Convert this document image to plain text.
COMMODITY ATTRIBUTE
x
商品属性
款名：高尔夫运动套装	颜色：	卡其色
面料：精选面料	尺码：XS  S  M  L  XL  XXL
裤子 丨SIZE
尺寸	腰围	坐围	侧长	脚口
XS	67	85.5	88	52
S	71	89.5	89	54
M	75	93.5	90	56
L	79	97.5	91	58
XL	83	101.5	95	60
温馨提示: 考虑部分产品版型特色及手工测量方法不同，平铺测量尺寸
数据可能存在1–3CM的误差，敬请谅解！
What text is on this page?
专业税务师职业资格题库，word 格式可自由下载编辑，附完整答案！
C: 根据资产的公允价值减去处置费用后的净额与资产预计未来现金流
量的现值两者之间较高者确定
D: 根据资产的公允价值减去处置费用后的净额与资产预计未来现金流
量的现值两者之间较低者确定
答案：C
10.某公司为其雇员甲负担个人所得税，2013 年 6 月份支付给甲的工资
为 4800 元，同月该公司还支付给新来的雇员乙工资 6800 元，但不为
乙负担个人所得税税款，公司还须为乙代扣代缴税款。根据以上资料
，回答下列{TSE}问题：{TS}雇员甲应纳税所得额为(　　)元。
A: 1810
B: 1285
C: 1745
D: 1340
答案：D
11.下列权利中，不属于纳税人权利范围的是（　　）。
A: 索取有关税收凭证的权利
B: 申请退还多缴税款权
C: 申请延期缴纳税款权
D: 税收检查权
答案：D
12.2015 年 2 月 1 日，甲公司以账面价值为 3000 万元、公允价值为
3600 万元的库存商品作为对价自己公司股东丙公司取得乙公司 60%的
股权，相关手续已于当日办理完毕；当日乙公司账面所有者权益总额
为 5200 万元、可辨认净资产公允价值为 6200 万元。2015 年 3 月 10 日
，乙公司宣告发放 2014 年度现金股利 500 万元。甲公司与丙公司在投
...
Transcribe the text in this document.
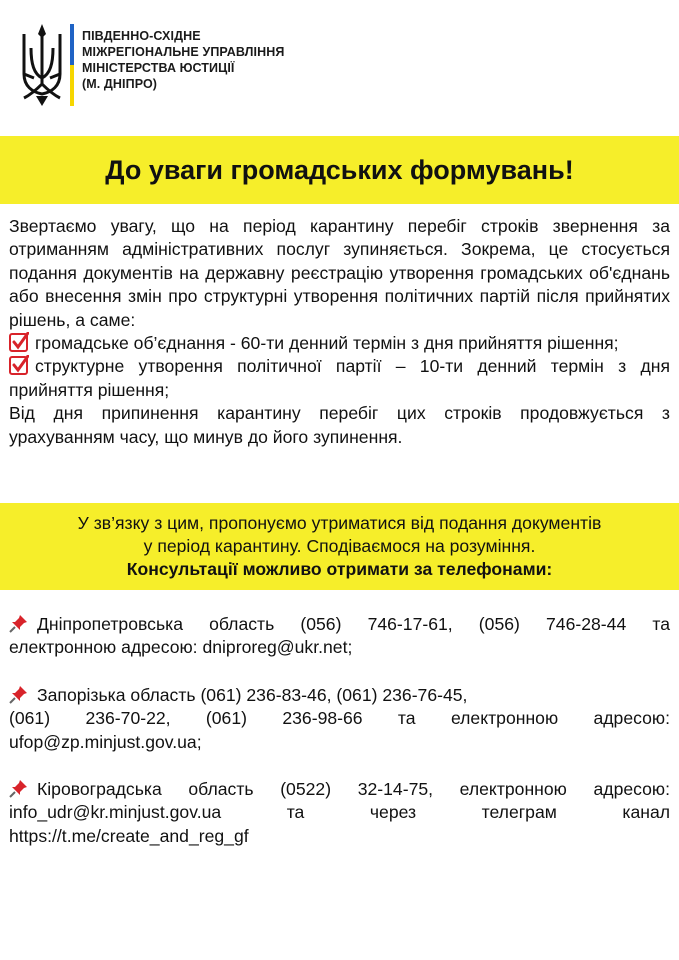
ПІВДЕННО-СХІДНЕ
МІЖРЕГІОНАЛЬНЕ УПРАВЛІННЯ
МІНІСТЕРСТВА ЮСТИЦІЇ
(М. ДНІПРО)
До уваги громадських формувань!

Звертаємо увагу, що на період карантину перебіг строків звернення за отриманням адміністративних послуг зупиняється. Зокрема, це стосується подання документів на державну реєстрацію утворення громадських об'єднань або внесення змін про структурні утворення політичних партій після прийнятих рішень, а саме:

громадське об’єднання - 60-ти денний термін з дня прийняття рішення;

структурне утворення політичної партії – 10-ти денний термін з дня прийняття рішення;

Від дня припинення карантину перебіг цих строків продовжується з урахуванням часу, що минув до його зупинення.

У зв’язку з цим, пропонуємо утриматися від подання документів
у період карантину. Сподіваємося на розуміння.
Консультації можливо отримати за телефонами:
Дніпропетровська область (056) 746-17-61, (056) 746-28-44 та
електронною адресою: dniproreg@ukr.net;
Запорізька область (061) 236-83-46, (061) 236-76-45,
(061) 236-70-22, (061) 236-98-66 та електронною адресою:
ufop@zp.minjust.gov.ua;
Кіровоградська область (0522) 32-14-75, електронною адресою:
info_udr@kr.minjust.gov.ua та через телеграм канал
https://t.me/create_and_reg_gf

To do: From the records given above, copy all lines containing "text".

Worked answer:
Convert this document image to plain text.
What text is on this page?
Transcribe the text in this document.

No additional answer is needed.